Exercise aim:
Please quote the material exactly, every line of it.

[Collected data]
== == ==

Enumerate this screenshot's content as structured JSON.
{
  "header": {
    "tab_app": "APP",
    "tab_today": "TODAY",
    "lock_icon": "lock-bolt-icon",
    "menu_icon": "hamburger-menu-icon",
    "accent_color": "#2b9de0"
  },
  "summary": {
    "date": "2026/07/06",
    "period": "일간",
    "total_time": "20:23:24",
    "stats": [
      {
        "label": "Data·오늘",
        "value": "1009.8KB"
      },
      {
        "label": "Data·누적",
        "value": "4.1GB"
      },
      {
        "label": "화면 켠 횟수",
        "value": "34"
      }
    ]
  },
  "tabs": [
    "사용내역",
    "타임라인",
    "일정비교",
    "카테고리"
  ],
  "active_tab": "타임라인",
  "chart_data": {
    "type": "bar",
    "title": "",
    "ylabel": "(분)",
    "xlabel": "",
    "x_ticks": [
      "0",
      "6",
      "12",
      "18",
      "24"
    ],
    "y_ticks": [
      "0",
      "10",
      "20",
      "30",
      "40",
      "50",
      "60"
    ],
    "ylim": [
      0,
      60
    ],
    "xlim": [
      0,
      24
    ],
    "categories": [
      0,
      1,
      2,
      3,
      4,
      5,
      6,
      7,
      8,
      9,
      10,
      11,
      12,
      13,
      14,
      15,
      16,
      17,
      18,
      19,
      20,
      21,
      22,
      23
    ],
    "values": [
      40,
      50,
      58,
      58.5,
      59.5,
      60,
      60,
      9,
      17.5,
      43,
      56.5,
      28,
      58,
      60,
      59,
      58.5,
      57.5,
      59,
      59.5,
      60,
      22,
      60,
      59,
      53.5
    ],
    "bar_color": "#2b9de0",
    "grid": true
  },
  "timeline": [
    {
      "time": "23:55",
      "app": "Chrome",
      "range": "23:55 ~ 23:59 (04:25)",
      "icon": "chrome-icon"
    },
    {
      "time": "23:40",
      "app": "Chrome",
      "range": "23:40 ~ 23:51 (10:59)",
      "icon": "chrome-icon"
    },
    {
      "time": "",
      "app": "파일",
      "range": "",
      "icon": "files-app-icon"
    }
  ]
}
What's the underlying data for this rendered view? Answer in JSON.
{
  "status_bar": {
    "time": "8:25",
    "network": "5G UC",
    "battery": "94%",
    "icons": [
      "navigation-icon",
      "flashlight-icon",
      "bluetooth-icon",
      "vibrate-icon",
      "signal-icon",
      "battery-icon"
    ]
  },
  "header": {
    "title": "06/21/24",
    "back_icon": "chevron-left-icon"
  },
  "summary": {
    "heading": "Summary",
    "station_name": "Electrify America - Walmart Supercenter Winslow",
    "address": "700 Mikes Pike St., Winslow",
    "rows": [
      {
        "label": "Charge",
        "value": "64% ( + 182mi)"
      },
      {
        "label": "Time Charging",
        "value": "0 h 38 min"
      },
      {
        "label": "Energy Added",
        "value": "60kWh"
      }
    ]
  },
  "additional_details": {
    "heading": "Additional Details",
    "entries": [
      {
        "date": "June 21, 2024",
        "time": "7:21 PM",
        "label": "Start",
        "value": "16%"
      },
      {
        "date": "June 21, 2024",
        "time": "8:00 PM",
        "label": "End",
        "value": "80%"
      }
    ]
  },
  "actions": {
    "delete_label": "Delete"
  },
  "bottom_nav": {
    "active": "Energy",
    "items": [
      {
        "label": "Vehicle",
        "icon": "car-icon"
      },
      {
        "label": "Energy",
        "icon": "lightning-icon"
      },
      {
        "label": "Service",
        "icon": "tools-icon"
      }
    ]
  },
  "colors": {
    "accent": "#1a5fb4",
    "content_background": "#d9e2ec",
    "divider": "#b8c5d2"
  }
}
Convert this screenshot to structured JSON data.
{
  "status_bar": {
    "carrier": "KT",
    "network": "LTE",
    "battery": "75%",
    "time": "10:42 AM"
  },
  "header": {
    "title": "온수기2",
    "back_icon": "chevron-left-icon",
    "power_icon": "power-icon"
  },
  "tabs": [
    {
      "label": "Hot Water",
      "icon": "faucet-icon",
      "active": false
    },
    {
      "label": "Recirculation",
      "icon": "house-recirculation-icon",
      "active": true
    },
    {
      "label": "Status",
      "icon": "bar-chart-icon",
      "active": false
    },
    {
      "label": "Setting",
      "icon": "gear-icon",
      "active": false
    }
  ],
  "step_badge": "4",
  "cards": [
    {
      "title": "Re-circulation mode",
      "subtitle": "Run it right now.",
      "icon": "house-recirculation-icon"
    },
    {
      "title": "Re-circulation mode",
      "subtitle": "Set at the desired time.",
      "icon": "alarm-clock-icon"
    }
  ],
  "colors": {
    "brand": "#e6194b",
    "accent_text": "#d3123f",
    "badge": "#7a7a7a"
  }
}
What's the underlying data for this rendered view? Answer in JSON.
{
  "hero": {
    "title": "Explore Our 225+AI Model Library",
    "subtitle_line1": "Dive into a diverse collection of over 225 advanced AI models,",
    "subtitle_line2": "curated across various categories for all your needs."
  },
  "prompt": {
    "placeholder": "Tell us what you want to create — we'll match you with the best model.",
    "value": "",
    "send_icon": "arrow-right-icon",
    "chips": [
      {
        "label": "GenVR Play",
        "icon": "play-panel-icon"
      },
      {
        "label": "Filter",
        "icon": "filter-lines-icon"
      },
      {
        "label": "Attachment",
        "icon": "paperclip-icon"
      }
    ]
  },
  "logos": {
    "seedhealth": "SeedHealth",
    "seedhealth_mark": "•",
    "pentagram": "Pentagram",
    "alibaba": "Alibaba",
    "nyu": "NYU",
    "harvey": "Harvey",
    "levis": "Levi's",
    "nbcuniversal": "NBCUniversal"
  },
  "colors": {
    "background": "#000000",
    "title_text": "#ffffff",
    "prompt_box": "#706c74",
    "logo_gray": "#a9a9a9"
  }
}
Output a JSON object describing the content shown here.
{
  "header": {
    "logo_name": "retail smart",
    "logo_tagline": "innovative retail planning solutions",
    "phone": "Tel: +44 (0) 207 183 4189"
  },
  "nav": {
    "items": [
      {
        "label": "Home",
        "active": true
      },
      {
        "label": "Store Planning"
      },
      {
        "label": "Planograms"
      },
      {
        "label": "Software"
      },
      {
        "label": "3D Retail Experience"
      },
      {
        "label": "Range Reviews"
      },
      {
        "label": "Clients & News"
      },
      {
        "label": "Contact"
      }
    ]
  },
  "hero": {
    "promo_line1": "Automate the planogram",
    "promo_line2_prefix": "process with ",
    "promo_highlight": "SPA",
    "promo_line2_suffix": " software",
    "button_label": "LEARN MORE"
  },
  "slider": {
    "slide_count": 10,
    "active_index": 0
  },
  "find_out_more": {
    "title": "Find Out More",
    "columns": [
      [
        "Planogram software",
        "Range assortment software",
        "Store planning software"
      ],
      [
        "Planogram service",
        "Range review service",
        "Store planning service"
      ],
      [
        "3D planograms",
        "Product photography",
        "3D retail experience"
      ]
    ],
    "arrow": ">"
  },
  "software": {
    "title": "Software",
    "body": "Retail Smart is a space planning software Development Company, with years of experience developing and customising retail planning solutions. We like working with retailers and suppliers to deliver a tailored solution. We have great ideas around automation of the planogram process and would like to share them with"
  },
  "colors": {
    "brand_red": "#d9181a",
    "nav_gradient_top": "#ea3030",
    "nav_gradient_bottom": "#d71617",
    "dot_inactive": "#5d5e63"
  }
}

== == ==

Full answer:
Enumerate this screenshot's content as structured JSON.
{
  "header": {
    "tab_app": "APP",
    "tab_today": "TODAY",
    "lock_icon": "lock-bolt-icon",
    "menu_icon": "hamburger-menu-icon",
    "accent_color": "#2b9de0"
  },
  "summary": {
    "date": "2026/07/06",
    "period": "일간",
    "total_time": "20:23:24",
    "stats": [
      {
        "label": "Data·오늘",
        "value": "1009.8KB"
      },
      {
        "label": "Data·누적",
        "value": "4.1GB"
      },
      {
        "label": "화면 켠 횟수",
        "value": "34"
      }
    ]
  },
  "tabs": [
    "사용내역",
    "타임라인",
    "일정비교",
    "카테고리"
  ],
  "active_tab": "타임라인",
  "chart_data": {
    "type": "bar",
    "title": "",
    "ylabel": "(분)",
    "xlabel": "",
    "x_ticks": [
      "0",
      "6",
      "12",
      "18",
      "24"
    ],
    "y_ticks": [
      "0",
      "10",
      "20",
      "30",
      "40",
      "50",
      "60"
    ],
    "ylim": [
      0,
      60
    ],
    "xlim": [
      0,
      24
    ],
    "categories": [
      0,
      1,
      2,
      3,
      4,
      5,
      6,
      7,
      8,
      9,
      10,
      11,
      12,
      13,
      14,
      15,
      16,
      17,
      18,
      19,
      20,
      21,
      22,
      23
    ],
    "values": [
      40,
      50,
      58,
      58.5,
      59.5,
      60,
      60,
      9,
      17.5,
      43,
      56.5,
      28,
      58,
      60,
      59,
      58.5,
      57.5,
      59,
      59.5,
      60,
      22,
      60,
      59,
      53.5
    ],
    "bar_color": "#2b9de0",
    "grid": true
  },
  "timeline": [
    {
      "time": "23:55",
      "app": "Chrome",
      "range": "23:55 ~ 23:59 (04:25)",
      "icon": "chrome-icon"
    },
    {
      "time": "23:40",
      "app": "Chrome",
      "range": "23:40 ~ 23:51 (10:59)",
      "icon": "chrome-icon"
    },
    {
      "time": "",
      "app": "파일",
      "range": "",
      "icon": "files-app-icon"
    }
  ]
}
What's the underlying data for this rendered view? Answer in JSON.
{
  "status_bar": {
    "time": "8:25",
    "network": "5G UC",
    "battery": "94%",
    "icons": [
      "navigation-icon",
      "flashlight-icon",
      "bluetooth-icon",
      "vibrate-icon",
      "signal-icon",
      "battery-icon"
    ]
  },
  "header": {
    "title": "06/21/24",
    "back_icon": "chevron-left-icon"
  },
  "summary": {
    "heading": "Summary",
    "station_name": "Electrify America - Walmart Supercenter Winslow",
    "address": "700 Mikes Pike St., Winslow",
    "rows": [
      {
        "label": "Charge",
        "value": "64% ( + 182mi)"
      },
      {
        "label": "Time Charging",
        "value": "0 h 38 min"
      },
      {
        "label": "Energy Added",
        "value": "60kWh"
      }
    ]
  },
  "additional_details": {
    "heading": "Additional Details",
    "entries": [
      {
        "date": "June 21, 2024",
        "time": "7:21 PM",
        "label": "Start",
        "value": "16%"
      },
      {
        "date": "June 21, 2024",
        "time": "8:00 PM",
        "label": "End",
        "value": "80%"
      }
    ]
  },
  "actions": {
    "delete_label": "Delete"
  },
  "bottom_nav": {
    "active": "Energy",
    "items": [
      {
        "label": "Vehicle",
        "icon": "car-icon"
      },
      {
        "label": "Energy",
        "icon": "lightning-icon"
      },
      {
        "label": "Service",
        "icon": "tools-icon"
      }
    ]
  },
  "colors": {
    "accent": "#1a5fb4",
    "content_background": "#d9e2ec",
    "divider": "#b8c5d2"
  }
}
Convert this screenshot to structured JSON data.
{
  "status_bar": {
    "carrier": "KT",
    "network": "LTE",
    "battery": "75%",
    "time": "10:42 AM"
  },
  "header": {
    "title": "온수기2",
    "back_icon": "chevron-left-icon",
    "power_icon": "power-icon"
  },
  "tabs": [
    {
      "label": "Hot Water",
      "icon": "faucet-icon",
      "active": false
    },
    {
      "label": "Recirculation",
      "icon": "house-recirculation-icon",
      "active": true
    },
    {
      "label": "Status",
      "icon": "bar-chart-icon",
      "active": false
    },
    {
      "label": "Setting",
      "icon": "gear-icon",
      "active": false
    }
  ],
  "step_badge": "4",
  "cards": [
    {
      "title": "Re-circulation mode",
      "subtitle": "Run it right now.",
      "icon": "house-recirculation-icon"
    },
    {
      "title": "Re-circulation mode",
      "subtitle": "Set at the desired time.",
      "icon": "alarm-clock-icon"
    }
  ],
  "colors": {
    "brand": "#e6194b",
    "accent_text": "#d3123f",
    "badge": "#7a7a7a"
  }
}
What's the underlying data for this rendered view? Answer in JSON.
{
  "hero": {
    "title": "Explore Our 225+AI Model Library",
    "subtitle_line1": "Dive into a diverse collection of over 225 advanced AI models,",
    "subtitle_line2": "curated across various categories for all your needs."
  },
  "prompt": {
    "placeholder": "Tell us what you want to create — we'll match you with the best model.",
    "value": "",
    "send_icon": "arrow-right-icon",
    "chips": [
      {
        "label": "GenVR Play",
        "icon": "play-panel-icon"
      },
      {
        "label": "Filter",
        "icon": "filter-lines-icon"
      },
      {
        "label": "Attachment",
        "icon": "paperclip-icon"
      }
    ]
  },
  "logos": {
    "seedhealth": "SeedHealth",
    "seedhealth_mark": "•",
    "pentagram": "Pentagram",
    "alibaba": "Alibaba",
    "nyu": "NYU",
    "harvey": "Harvey",
    "levis": "Levi's",
    "nbcuniversal": "NBCUniversal"
  },
  "colors": {
    "background": "#000000",
    "title_text": "#ffffff",
    "prompt_box": "#706c74",
    "logo_gray": "#a9a9a9"
  }
}
Output a JSON object describing the content shown here.
{
  "header": {
    "logo_name": "retail smart",
    "logo_tagline": "innovative retail planning solutions",
    "phone": "Tel: +44 (0) 207 183 4189"
  },
  "nav": {
    "items": [
      {
        "label": "Home",
        "active": true
      },
      {
        "label": "Store Planning"
      },
      {
        "label": "Planograms"
      },
      {
        "label": "Software"
      },
      {
        "label": "3D Retail Experience"
      },
      {
        "label": "Range Reviews"
      },
      {
        "label": "Clients & News"
      },
      {
        "label": "Contact"
      }
    ]
  },
  "hero": {
    "promo_line1": "Automate the planogram",
    "promo_line2_prefix": "process with ",
    "promo_highlight": "SPA",
    "promo_line2_suffix": " software",
    "button_label": "LEARN MORE"
  },
  "slider": {
    "slide_count": 10,
    "active_index": 0
  },
  "find_out_more": {
    "title": "Find Out More",
    "columns": [
      [
        "Planogram software",
        "Range assortment software",
        "Store planning software"
      ],
      [
        "Planogram service",
        "Range review service",
        "Store planning service"
      ],
      [
        "3D planograms",
        "Product photography",
        "3D retail experience"
      ]
    ],
    "arrow": ">"
  },
  "software": {
    "title": "Software",
    "body": "Retail Smart is a space planning software Development Company, with years of experience developing and customising retail planning solutions. We like working with retailers and suppliers to deliver a tailored solution. We have great ideas around automation of the planogram process and would like to share them with"
  },
  "colors": {
    "brand_red": "#d9181a",
    "nav_gradient_top": "#ea3030",
    "nav_gradient_bottom": "#d71617",
    "dot_inactive": "#5d5e63"
  }
}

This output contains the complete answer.